--- Begin ---
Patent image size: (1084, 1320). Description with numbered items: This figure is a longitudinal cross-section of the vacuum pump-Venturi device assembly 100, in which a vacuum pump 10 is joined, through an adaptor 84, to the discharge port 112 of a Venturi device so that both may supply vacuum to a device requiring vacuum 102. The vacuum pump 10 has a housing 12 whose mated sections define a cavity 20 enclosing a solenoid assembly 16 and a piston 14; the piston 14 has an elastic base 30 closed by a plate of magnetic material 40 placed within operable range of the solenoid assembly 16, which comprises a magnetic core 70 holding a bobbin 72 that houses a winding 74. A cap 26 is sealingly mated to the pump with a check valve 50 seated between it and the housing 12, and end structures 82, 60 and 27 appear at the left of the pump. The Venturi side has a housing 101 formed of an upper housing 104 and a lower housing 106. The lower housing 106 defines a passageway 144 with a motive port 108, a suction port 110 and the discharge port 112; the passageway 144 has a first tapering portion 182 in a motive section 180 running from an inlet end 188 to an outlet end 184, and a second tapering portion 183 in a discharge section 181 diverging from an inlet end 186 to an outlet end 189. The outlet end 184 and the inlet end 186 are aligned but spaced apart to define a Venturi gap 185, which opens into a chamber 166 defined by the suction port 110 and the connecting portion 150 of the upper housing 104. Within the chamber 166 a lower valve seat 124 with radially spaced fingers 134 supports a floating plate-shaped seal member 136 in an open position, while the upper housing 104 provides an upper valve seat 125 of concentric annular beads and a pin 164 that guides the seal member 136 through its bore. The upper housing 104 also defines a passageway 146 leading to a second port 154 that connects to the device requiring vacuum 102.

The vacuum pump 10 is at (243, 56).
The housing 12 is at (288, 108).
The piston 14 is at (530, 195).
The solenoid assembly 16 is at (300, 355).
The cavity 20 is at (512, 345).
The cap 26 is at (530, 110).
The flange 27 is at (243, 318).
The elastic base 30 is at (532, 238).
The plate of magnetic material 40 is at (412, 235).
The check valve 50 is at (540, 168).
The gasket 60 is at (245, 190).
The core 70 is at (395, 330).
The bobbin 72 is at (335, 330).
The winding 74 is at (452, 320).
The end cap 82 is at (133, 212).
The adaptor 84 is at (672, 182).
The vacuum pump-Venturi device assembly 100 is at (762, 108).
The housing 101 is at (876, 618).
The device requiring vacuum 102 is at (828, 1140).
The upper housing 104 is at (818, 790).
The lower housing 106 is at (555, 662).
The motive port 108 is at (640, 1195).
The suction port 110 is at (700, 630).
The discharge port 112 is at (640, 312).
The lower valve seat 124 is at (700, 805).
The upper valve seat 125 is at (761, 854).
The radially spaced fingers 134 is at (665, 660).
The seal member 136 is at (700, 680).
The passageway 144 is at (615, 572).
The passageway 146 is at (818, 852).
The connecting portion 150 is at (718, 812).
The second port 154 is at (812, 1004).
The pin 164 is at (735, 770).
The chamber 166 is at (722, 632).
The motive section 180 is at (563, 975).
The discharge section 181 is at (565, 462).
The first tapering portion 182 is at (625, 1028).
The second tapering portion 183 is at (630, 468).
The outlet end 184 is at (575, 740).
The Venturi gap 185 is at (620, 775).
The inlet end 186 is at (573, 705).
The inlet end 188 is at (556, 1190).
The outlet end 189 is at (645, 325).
--- End ---
**Work to be completed**
Can you restate the listing above with "joined" swapped for "coupled" and nothing else altered?

**Full solution**
Patent image size: (1084, 1320). Description with numbered items: This figure is a longitudinal cross-section of the vacuum pump-Venturi device assembly 100, in which a vacuum pump 10 is coupled, through an adaptor 84, to the discharge port 112 of a Venturi device so that both may supply vacuum to a device requiring vacuum 102. The vacuum pump 10 has a housing 12 whose mated sections define a cavity 20 enclosing a solenoid assembly 16 and a piston 14; the piston 14 has an elastic base 30 closed by a plate of magnetic material 40 placed within operable range of the solenoid assembly 16, which comprises a magnetic core 70 holding a bobbin 72 that houses a winding 74. A cap 26 is sealingly mated to the pump with a check valve 50 seated between it and the housing 12, and end structures 82, 60 and 27 appear at the left of the pump. The Venturi side has a housing 101 formed of an upper housing 104 and a lower housing 106. The lower housing 106 defines a passageway 144 with a motive port 108, a suction port 110 and the discharge port 112; the passageway 144 has a first tapering portion 182 in a motive section 180 running from an inlet end 188 to an outlet end 184, and a second tapering portion 183 in a discharge section 181 diverging from an inlet end 186 to an outlet end 189. The outlet end 184 and the inlet end 186 are aligned but spaced apart to define a Venturi gap 185, which opens into a chamber 166 defined by the suction port 110 and the connecting portion 150 of the upper housing 104. Within the chamber 166 a lower valve seat 124 with radially spaced fingers 134 supports a floating plate-shaped seal member 136 in an open position, while the upper housing 104 provides an upper valve seat 125 of concentric annular beads and a pin 164 that guides the seal member 136 through its bore. The upper housing 104 also defines a passageway 146 leading to a second port 154 that connects to the device requiring vacuum 102.

The vacuum pump 10 is at (243, 56).
The housing 12 is at (288, 108).
The piston 14 is at (530, 195).
The solenoid assembly 16 is at (300, 355).
The cavity 20 is at (512, 345).
The cap 26 is at (530, 110).
The flange 27 is at (243, 318).
The elastic base 30 is at (532, 238).
The plate of magnetic material 40 is at (412, 235).
The check valve 50 is at (540, 168).
The gasket 60 is at (245, 190).
The core 70 is at (395, 330).
The bobbin 72 is at (335, 330).
The winding 74 is at (452, 320).
The end cap 82 is at (133, 212).
The adaptor 84 is at (672, 182).
The vacuum pump-Venturi device assembly 100 is at (762, 108).
The housing 101 is at (876, 618).
The device requiring vacuum 102 is at (828, 1140).
The upper housing 104 is at (818, 790).
The lower housing 106 is at (555, 662).
The motive port 108 is at (640, 1195).
The suction port 110 is at (700, 630).
The discharge port 112 is at (640, 312).
The lower valve seat 124 is at (700, 805).
The upper valve seat 125 is at (761, 854).
The radially spaced fingers 134 is at (665, 660).
The seal member 136 is at (700, 680).
The passageway 144 is at (615, 572).
The passageway 146 is at (818, 852).
The connecting portion 150 is at (718, 812).
The second port 154 is at (812, 1004).
The pin 164 is at (735, 770).
The chamber 166 is at (722, 632).
The motive section 180 is at (563, 975).
The discharge section 181 is at (565, 462).
The first tapering portion 182 is at (625, 1028).
The second tapering portion 183 is at (630, 468).
The outlet end 184 is at (575, 740).
The Venturi gap 185 is at (620, 775).
The inlet end 186 is at (573, 705).
The inlet end 188 is at (556, 1190).
The outlet end 189 is at (645, 325).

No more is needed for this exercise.